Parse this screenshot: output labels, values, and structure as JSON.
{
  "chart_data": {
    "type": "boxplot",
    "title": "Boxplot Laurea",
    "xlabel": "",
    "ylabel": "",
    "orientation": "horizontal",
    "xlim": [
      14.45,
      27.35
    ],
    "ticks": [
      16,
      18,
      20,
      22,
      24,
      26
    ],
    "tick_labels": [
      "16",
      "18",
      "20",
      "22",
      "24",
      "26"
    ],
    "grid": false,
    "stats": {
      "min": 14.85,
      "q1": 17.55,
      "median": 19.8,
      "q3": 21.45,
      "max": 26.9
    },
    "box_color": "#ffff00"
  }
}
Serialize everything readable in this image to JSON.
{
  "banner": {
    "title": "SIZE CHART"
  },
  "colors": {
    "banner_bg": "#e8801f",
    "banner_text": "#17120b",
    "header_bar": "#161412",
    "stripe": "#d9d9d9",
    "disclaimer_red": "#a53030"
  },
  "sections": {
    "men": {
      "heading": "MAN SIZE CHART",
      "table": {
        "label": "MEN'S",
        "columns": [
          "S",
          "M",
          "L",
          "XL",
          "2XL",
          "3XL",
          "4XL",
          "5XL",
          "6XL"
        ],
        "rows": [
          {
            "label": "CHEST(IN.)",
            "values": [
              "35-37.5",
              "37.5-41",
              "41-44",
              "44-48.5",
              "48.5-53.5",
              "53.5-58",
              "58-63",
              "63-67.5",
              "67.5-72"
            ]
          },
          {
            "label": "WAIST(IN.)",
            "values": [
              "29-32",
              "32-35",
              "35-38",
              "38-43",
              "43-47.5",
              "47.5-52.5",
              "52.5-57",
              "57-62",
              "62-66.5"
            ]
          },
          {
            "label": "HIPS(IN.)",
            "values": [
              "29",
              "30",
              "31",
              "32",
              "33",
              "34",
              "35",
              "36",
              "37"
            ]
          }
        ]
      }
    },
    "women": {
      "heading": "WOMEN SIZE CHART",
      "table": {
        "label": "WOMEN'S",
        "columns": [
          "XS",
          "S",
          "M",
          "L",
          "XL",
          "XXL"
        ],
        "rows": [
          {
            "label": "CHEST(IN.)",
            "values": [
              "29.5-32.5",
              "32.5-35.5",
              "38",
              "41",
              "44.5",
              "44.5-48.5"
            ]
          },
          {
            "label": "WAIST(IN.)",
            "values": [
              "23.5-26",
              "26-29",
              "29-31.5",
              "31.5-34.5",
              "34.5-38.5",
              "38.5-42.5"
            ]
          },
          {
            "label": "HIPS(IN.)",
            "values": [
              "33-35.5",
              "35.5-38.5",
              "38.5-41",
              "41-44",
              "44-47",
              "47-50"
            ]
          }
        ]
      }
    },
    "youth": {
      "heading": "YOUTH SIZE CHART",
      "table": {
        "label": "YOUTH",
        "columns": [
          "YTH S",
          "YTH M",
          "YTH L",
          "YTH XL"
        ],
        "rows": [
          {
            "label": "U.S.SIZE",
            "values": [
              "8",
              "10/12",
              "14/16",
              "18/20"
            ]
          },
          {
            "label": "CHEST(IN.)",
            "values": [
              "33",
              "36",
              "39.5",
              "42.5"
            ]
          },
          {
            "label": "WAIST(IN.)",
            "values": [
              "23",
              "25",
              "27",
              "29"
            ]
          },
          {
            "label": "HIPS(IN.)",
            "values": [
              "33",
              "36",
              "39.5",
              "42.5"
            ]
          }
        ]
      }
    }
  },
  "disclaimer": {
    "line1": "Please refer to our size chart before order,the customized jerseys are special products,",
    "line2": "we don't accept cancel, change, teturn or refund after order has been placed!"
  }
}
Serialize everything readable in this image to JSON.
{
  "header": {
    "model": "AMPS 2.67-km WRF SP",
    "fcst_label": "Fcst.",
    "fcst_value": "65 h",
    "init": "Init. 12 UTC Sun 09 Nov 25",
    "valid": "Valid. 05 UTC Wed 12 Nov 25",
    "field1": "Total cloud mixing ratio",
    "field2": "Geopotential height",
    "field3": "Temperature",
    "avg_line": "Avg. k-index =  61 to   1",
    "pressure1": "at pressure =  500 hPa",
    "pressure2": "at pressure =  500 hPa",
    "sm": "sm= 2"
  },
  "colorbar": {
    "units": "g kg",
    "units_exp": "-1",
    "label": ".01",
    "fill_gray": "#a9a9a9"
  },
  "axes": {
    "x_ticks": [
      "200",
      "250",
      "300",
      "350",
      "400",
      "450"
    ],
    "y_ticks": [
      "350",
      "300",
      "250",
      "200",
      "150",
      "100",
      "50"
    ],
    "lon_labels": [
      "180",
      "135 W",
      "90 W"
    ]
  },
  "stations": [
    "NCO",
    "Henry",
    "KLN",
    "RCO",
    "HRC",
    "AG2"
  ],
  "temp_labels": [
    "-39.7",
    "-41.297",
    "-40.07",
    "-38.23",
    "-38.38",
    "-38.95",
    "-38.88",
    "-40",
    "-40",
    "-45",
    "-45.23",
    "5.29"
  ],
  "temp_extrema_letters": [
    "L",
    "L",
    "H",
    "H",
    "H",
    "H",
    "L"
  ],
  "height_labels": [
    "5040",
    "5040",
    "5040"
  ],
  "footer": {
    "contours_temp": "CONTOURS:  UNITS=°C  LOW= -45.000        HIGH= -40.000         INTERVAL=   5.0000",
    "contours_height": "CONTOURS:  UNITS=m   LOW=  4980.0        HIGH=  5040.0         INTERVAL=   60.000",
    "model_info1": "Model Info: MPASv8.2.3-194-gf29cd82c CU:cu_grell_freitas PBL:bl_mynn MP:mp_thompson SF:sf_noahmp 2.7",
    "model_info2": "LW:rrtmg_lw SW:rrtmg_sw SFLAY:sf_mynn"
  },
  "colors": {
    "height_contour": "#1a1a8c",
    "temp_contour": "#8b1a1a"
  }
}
********************
§ Given task
Search the lines for "pressure". Copy each line that has it.

§ Task solution
    "pressure1": "at pressure =  500 hPa",
    "pressure2": "at pressure =  500 hPa",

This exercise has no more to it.